• Exercise details:
Pull out the lines of the listing below, starting at its first line and ending at the line that contains "copyright-text: Copyright 2020", both included, and reproduce them verbatim.

• Collected data entries:
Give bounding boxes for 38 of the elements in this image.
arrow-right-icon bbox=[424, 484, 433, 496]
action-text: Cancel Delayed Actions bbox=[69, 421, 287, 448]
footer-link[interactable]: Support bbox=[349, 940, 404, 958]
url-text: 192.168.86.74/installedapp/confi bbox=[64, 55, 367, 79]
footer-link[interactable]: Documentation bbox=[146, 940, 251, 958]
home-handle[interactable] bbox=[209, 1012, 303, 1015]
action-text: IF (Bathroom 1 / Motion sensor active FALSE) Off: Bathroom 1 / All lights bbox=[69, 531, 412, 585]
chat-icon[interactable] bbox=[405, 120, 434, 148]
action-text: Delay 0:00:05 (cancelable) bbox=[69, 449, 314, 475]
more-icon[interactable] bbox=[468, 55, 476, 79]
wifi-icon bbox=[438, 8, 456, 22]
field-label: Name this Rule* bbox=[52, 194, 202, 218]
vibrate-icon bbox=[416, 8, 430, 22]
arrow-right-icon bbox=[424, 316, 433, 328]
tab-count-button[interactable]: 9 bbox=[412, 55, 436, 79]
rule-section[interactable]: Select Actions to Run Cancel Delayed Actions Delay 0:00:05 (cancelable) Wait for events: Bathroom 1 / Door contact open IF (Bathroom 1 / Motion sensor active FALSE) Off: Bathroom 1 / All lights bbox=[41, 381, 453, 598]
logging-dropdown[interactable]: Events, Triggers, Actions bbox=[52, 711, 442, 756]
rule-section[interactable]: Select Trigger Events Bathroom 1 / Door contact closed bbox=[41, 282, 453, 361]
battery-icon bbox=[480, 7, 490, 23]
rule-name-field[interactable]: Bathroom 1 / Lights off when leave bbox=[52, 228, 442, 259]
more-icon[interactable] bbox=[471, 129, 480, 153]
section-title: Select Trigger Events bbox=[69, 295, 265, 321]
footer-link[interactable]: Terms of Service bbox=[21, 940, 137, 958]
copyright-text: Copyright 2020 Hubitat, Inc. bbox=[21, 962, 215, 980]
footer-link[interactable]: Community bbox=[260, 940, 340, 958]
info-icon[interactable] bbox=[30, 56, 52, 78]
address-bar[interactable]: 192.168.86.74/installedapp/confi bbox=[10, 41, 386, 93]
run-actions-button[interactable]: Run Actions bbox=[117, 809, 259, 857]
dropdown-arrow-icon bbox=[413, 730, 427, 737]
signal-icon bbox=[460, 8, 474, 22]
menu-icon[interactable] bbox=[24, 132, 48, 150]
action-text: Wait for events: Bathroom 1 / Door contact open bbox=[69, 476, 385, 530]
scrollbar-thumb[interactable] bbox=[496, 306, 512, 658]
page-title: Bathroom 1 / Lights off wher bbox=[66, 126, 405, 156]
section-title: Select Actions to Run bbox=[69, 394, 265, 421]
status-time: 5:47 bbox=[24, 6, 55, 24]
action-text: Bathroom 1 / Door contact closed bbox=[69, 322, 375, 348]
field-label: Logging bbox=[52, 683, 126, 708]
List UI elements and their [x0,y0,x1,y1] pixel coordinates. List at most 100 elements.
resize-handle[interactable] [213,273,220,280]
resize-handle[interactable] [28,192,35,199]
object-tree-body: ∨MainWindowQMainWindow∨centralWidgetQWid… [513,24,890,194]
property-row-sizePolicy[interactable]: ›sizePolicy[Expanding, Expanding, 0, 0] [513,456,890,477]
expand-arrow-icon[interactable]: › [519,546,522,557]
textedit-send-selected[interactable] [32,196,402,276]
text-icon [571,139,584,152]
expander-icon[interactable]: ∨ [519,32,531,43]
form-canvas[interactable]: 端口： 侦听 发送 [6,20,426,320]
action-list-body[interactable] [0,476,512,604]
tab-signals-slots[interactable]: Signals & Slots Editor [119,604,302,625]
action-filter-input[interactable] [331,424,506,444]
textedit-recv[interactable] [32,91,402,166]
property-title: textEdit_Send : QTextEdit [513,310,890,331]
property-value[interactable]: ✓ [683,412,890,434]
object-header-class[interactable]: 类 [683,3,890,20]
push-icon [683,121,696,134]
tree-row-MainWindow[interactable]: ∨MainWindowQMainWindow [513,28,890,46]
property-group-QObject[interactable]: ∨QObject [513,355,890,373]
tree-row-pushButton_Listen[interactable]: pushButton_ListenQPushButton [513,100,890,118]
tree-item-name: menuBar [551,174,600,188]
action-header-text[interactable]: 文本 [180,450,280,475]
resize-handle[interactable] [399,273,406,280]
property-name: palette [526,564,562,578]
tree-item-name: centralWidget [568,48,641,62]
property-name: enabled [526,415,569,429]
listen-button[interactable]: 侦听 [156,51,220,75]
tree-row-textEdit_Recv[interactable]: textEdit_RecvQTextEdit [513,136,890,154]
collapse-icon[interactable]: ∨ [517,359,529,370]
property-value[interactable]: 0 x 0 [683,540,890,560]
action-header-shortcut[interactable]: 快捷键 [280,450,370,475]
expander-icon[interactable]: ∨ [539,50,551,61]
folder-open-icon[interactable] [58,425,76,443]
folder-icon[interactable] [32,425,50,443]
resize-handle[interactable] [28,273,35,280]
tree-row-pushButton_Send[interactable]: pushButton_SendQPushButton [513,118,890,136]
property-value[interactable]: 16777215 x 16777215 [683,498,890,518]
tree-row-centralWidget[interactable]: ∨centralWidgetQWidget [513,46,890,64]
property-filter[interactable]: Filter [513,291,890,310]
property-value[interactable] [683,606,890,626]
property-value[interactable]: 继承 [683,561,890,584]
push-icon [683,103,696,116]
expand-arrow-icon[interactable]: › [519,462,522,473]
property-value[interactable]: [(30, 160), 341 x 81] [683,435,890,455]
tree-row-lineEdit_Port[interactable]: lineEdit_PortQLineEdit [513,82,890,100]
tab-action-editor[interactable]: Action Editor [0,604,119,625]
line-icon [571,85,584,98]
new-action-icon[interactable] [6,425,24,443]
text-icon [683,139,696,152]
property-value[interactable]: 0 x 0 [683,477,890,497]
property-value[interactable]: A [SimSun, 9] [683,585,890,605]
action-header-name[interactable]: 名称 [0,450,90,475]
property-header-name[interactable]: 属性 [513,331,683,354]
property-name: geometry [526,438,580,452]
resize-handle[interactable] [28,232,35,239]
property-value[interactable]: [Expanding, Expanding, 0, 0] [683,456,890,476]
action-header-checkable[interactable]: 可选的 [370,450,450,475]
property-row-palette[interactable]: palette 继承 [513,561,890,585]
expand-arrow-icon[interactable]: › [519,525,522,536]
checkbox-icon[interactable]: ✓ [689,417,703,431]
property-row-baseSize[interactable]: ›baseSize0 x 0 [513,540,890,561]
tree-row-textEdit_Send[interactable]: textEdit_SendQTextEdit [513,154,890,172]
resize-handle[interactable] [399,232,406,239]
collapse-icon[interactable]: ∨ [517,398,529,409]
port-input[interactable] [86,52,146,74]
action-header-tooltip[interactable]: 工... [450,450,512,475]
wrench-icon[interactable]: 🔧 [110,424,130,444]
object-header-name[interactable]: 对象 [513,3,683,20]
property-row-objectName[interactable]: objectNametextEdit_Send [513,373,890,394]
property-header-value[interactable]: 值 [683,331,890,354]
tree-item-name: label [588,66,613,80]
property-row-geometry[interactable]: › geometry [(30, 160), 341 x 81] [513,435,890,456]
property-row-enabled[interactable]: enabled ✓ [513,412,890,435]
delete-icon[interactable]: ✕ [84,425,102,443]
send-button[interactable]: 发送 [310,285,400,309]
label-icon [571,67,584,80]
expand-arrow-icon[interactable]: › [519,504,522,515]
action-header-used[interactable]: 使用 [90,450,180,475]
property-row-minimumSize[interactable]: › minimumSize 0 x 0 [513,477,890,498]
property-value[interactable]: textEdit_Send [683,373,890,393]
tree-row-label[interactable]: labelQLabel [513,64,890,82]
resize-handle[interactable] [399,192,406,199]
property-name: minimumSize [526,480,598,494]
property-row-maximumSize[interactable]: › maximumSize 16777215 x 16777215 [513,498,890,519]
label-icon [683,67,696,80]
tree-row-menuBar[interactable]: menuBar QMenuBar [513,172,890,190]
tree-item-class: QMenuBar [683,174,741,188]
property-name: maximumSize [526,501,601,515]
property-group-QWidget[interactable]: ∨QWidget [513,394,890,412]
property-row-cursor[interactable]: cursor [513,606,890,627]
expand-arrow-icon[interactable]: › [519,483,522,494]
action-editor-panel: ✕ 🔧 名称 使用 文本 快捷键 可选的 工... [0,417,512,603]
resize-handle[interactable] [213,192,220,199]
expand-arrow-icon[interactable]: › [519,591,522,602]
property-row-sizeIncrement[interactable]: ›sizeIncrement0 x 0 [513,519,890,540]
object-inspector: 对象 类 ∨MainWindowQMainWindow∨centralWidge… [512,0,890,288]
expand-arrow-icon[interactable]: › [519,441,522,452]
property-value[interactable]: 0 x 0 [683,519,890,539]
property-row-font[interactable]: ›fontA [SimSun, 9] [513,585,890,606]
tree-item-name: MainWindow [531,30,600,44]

• Solution:
Give bounding boxes for 38 of the elements in this image.
arrow-right-icon bbox=[424, 484, 433, 496]
action-text: Cancel Delayed Actions bbox=[69, 421, 287, 448]
footer-link[interactable]: Support bbox=[349, 940, 404, 958]
url-text: 192.168.86.74/installedapp/confi bbox=[64, 55, 367, 79]
footer-link[interactable]: Documentation bbox=[146, 940, 251, 958]
home-handle[interactable] bbox=[209, 1012, 303, 1015]
action-text: IF (Bathroom 1 / Motion sensor active FALSE) Off: Bathroom 1 / All lights bbox=[69, 531, 412, 585]
chat-icon[interactable] bbox=[405, 120, 434, 148]
action-text: Delay 0:00:05 (cancelable) bbox=[69, 449, 314, 475]
more-icon[interactable] bbox=[468, 55, 476, 79]
wifi-icon bbox=[438, 8, 456, 22]
field-label: Name this Rule* bbox=[52, 194, 202, 218]
vibrate-icon bbox=[416, 8, 430, 22]
arrow-right-icon bbox=[424, 316, 433, 328]
tab-count-button[interactable]: 9 bbox=[412, 55, 436, 79]
rule-section[interactable]: Select Actions to Run Cancel Delayed Actions Delay 0:00:05 (cancelable) Wait for events: Bathroom 1 / Door contact open IF (Bathroom 1 / Motion sensor active FALSE) Off: Bathroom 1 / All lights bbox=[41, 381, 453, 598]
logging-dropdown[interactable]: Events, Triggers, Actions bbox=[52, 711, 442, 756]
rule-section[interactable]: Select Trigger Events Bathroom 1 / Door contact closed bbox=[41, 282, 453, 361]
battery-icon bbox=[480, 7, 490, 23]
rule-name-field[interactable]: Bathroom 1 / Lights off when leave bbox=[52, 228, 442, 259]
more-icon[interactable] bbox=[471, 129, 480, 153]
section-title: Select Trigger Events bbox=[69, 295, 265, 321]
footer-link[interactable]: Terms of Service bbox=[21, 940, 137, 958]
copyright-text: Copyright 2020 Hubitat, Inc. bbox=[21, 962, 215, 980]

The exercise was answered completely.